__GOAL OF THE EXERCISE__. Every entry that follows should be reproduced exactly.

(Data records)
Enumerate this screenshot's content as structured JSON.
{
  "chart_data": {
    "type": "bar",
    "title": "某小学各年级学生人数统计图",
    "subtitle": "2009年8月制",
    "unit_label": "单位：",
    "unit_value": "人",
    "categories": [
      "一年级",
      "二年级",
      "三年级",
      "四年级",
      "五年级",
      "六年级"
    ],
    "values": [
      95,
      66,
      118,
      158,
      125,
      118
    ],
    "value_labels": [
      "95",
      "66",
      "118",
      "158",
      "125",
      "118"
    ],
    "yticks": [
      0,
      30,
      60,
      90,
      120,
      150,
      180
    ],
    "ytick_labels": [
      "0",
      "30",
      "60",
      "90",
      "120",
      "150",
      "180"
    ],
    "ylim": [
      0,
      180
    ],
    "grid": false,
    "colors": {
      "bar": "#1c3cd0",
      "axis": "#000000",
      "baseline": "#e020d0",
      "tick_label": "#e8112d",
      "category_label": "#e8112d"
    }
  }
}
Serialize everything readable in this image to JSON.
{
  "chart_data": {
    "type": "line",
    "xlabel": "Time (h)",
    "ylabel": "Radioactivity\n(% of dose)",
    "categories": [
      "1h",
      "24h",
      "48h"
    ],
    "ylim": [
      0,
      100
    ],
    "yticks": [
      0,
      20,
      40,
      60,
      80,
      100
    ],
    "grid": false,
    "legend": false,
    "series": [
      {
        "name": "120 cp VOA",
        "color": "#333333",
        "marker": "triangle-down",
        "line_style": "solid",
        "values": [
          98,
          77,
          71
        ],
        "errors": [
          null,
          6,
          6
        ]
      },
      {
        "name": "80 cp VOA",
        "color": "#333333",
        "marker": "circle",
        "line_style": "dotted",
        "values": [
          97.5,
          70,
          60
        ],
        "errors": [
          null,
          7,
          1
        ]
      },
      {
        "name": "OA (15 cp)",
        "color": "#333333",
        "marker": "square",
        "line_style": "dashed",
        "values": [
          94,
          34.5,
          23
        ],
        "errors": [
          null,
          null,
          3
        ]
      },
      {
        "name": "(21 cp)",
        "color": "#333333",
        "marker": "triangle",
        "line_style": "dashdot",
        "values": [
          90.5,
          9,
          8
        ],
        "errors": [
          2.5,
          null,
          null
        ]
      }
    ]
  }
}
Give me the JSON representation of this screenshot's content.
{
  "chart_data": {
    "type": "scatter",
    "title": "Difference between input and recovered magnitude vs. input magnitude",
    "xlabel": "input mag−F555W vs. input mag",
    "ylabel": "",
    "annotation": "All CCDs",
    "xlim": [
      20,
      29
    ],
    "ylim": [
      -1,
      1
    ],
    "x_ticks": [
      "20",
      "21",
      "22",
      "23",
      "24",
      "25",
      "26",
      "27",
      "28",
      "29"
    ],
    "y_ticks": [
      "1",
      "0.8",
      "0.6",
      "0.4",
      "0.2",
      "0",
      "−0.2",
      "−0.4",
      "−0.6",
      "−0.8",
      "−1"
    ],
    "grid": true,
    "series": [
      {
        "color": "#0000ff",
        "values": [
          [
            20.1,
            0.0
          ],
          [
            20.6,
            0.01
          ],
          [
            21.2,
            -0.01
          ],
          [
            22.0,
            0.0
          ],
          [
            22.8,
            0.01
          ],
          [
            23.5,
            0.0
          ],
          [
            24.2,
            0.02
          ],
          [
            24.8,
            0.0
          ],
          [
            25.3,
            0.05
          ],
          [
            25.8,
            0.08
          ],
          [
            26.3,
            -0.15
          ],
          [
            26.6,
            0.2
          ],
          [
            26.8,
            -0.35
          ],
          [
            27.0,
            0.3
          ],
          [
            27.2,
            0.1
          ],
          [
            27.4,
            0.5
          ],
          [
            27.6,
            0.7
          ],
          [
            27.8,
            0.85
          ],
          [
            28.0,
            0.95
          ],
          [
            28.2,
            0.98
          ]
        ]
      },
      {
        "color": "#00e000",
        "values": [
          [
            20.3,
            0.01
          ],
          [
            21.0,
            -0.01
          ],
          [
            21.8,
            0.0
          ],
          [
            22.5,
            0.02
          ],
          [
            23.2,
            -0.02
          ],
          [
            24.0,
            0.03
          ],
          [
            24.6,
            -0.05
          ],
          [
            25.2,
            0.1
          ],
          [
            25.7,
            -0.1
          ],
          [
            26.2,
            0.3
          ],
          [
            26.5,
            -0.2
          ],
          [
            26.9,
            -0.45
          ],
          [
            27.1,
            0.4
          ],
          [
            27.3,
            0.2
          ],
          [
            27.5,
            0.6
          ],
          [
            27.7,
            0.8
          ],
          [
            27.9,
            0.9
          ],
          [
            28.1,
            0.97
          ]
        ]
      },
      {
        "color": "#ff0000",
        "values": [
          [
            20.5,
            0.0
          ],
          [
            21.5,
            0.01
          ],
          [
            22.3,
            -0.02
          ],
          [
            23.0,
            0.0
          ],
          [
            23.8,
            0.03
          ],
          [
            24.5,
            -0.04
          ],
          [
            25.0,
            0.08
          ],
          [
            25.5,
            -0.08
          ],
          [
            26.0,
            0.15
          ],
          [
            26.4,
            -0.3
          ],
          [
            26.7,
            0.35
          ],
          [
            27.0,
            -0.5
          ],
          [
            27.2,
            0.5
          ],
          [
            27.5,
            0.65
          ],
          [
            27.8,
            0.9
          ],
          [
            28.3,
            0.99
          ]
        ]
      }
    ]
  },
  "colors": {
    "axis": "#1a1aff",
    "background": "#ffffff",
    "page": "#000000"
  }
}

__RESULT BELOW__.
Enumerate this screenshot's content as structured JSON.
{
  "chart_data": {
    "type": "bar",
    "title": "某小学各年级学生人数统计图",
    "subtitle": "2009年8月制",
    "unit_label": "单位：",
    "unit_value": "人",
    "categories": [
      "一年级",
      "二年级",
      "三年级",
      "四年级",
      "五年级",
      "六年级"
    ],
    "values": [
      95,
      66,
      118,
      158,
      125,
      118
    ],
    "value_labels": [
      "95",
      "66",
      "118",
      "158",
      "125",
      "118"
    ],
    "yticks": [
      0,
      30,
      60,
      90,
      120,
      150,
      180
    ],
    "ytick_labels": [
      "0",
      "30",
      "60",
      "90",
      "120",
      "150",
      "180"
    ],
    "ylim": [
      0,
      180
    ],
    "grid": false,
    "colors": {
      "bar": "#1c3cd0",
      "axis": "#000000",
      "baseline": "#e020d0",
      "tick_label": "#e8112d",
      "category_label": "#e8112d"
    }
  }
}
Serialize everything readable in this image to JSON.
{
  "chart_data": {
    "type": "line",
    "xlabel": "Time (h)",
    "ylabel": "Radioactivity\n(% of dose)",
    "categories": [
      "1h",
      "24h",
      "48h"
    ],
    "ylim": [
      0,
      100
    ],
    "yticks": [
      0,
      20,
      40,
      60,
      80,
      100
    ],
    "grid": false,
    "legend": false,
    "series": [
      {
        "name": "120 cp VOA",
        "color": "#333333",
        "marker": "triangle-down",
        "line_style": "solid",
        "values": [
          98,
          77,
          71
        ],
        "errors": [
          null,
          6,
          6
        ]
      },
      {
        "name": "80 cp VOA",
        "color": "#333333",
        "marker": "circle",
        "line_style": "dotted",
        "values": [
          97.5,
          70,
          60
        ],
        "errors": [
          null,
          7,
          1
        ]
      },
      {
        "name": "OA (15 cp)",
        "color": "#333333",
        "marker": "square",
        "line_style": "dashed",
        "values": [
          94,
          34.5,
          23
        ],
        "errors": [
          null,
          null,
          3
        ]
      },
      {
        "name": "(21 cp)",
        "color": "#333333",
        "marker": "triangle",
        "line_style": "dashdot",
        "values": [
          90.5,
          9,
          8
        ],
        "errors": [
          2.5,
          null,
          null
        ]
      }
    ]
  }
}
Give me the JSON representation of this screenshot's content.
{
  "chart_data": {
    "type": "scatter",
    "title": "Difference between input and recovered magnitude vs. input magnitude",
    "xlabel": "input mag−F555W vs. input mag",
    "ylabel": "",
    "annotation": "All CCDs",
    "xlim": [
      20,
      29
    ],
    "ylim": [
      -1,
      1
    ],
    "x_ticks": [
      "20",
      "21",
      "22",
      "23",
      "24",
      "25",
      "26",
      "27",
      "28",
      "29"
    ],
    "y_ticks": [
      "1",
      "0.8",
      "0.6",
      "0.4",
      "0.2",
      "0",
      "−0.2",
      "−0.4",
      "−0.6",
      "−0.8",
      "−1"
    ],
    "grid": true,
    "series": [
      {
        "color": "#0000ff",
        "values": [
          [
            20.1,
            0.0
          ],
          [
            20.6,
            0.01
          ],
          [
            21.2,
            -0.01
          ],
          [
            22.0,
            0.0
          ],
          [
            22.8,
            0.01
          ],
          [
            23.5,
            0.0
          ],
          [
            24.2,
            0.02
          ],
          [
            24.8,
            0.0
          ],
          [
            25.3,
            0.05
          ],
          [
            25.8,
            0.08
          ],
          [
            26.3,
            -0.15
          ],
          [
            26.6,
            0.2
          ],
          [
            26.8,
            -0.35
          ],
          [
            27.0,
            0.3
          ],
          [
            27.2,
            0.1
          ],
          [
            27.4,
            0.5
          ],
          [
            27.6,
            0.7
          ],
          [
            27.8,
            0.85
          ],
          [
            28.0,
            0.95
          ],
          [
            28.2,
            0.98
          ]
        ]
      },
      {
        "color": "#00e000",
        "values": [
          [
            20.3,
            0.01
          ],
          [
            21.0,
            -0.01
          ],
          [
            21.8,
            0.0
          ],
          [
            22.5,
            0.02
          ],
          [
            23.2,
            -0.02
          ],
          [
            24.0,
            0.03
          ],
          [
            24.6,
            -0.05
          ],
          [
            25.2,
            0.1
          ],
          [
            25.7,
            -0.1
          ],
          [
            26.2,
            0.3
          ],
          [
            26.5,
            -0.2
          ],
          [
            26.9,
            -0.45
          ],
          [
            27.1,
            0.4
          ],
          [
            27.3,
            0.2
          ],
          [
            27.5,
            0.6
          ],
          [
            27.7,
            0.8
          ],
          [
            27.9,
            0.9
          ],
          [
            28.1,
            0.97
          ]
        ]
      },
      {
        "color": "#ff0000",
        "values": [
          [
            20.5,
            0.0
          ],
          [
            21.5,
            0.01
          ],
          [
            22.3,
            -0.02
          ],
          [
            23.0,
            0.0
          ],
          [
            23.8,
            0.03
          ],
          [
            24.5,
            -0.04
          ],
          [
            25.0,
            0.08
          ],
          [
            25.5,
            -0.08
          ],
          [
            26.0,
            0.15
          ],
          [
            26.4,
            -0.3
          ],
          [
            26.7,
            0.35
          ],
          [
            27.0,
            -0.5
          ],
          [
            27.2,
            0.5
          ],
          [
            27.5,
            0.65
          ],
          [
            27.8,
            0.9
          ],
          [
            28.3,
            0.99
          ]
        ]
      }
    ]
  },
  "colors": {
    "axis": "#1a1aff",
    "background": "#ffffff",
    "page": "#000000"
  }
}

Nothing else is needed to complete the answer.